Copy every line of the data that includes the string "recycling".

------ RECORDS SUPPLIED

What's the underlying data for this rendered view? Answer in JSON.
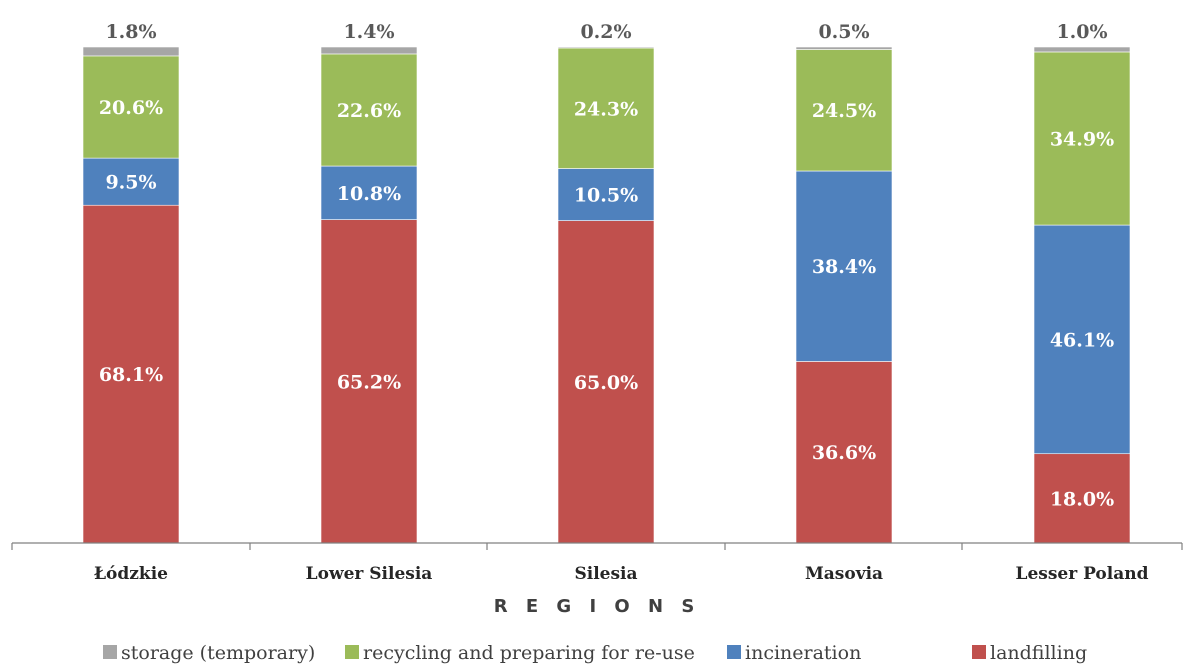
{
  "chart_data": {
    "type": "bar",
    "stacked": true,
    "categories": [
      "Łódzkie",
      "Lower Silesia",
      "Silesia",
      "Masovia",
      "Lesser Poland"
    ],
    "series": [
      {
        "name": "landfilling",
        "color": "#C0504D",
        "values": [
          68.1,
          65.2,
          65.0,
          36.6,
          18.0
        ],
        "labels": [
          "68.1%",
          "65.2%",
          "65.0%",
          "36.6%",
          "18.0%"
        ]
      },
      {
        "name": "incineration",
        "color": "#4F81BD",
        "values": [
          9.5,
          10.8,
          10.5,
          38.4,
          46.1
        ],
        "labels": [
          "9.5%",
          "10.8%",
          "10.5%",
          "38.4%",
          "46.1%"
        ]
      },
      {
        "name": "recycling and preparing for re-use",
        "color": "#9BBB59",
        "values": [
          20.6,
          22.6,
          24.3,
          24.5,
          34.9
        ],
        "labels": [
          "20.6%",
          "22.6%",
          "24.3%",
          "24.5%",
          "34.9%"
        ]
      },
      {
        "name": "storage (temporary)",
        "color": "#A6A6A6",
        "values": [
          1.8,
          1.4,
          0.2,
          0.5,
          1.0
        ],
        "labels": [
          "1.8%",
          "1.4%",
          "0.2%",
          "0.5%",
          "1.0%"
        ]
      }
    ],
    "legend_order": [
      "storage (temporary)",
      "recycling and preparing for re-use",
      "incineration",
      "landfilling"
    ],
    "xlabel": "R E G I O N S",
    "ylabel": "",
    "ylim": [
      0,
      100
    ],
    "grid": false,
    "legend_position": "bottom"
  }
}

------------

### RESULT BELOW
        "name": "recycling and preparing for re-use",
      "recycling and preparing for re-use",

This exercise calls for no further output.